- Task brief:
Quote every line as given.
◆ ◆ ◆ ◆ ◆ ◆ ◆
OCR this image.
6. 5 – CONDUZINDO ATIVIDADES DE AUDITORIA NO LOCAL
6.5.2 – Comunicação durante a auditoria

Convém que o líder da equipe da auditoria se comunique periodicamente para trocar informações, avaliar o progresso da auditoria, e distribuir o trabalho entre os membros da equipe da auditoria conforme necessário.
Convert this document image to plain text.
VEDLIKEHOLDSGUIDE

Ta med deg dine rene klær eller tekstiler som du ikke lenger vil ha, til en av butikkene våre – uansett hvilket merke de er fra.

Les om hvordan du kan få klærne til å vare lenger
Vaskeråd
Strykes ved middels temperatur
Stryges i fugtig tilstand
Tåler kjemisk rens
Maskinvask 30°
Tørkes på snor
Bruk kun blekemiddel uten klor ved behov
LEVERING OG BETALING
◆ ◆ ◆ ◆ ◆ ◆ ◆
- Task response:
OCR this image.
6. 5 – CONDUZINDO ATIVIDADES DE AUDITORIA NO LOCAL
6.5.2 – Comunicação durante a auditoria

Convém que o líder da equipe da auditoria se comunique periodicamente para trocar informações, avaliar o progresso da auditoria, e distribuir o trabalho entre os membros da equipe da auditoria conforme necessário.
Convert this document image to plain text.
VEDLIKEHOLDSGUIDE

Ta med deg dine rene klær eller tekstiler som du ikke lenger vil ha, til en av butikkene våre – uansett hvilket merke de er fra.

Les om hvordan du kan få klærne til å vare lenger
Vaskeråd
Strykes ved middels temperatur
Stryges i fugtig tilstand
Tåler kjemisk rens
Maskinvask 30°
Tørkes på snor
Bruk kun blekemiddel uten klor ved behov
LEVERING OG BETALING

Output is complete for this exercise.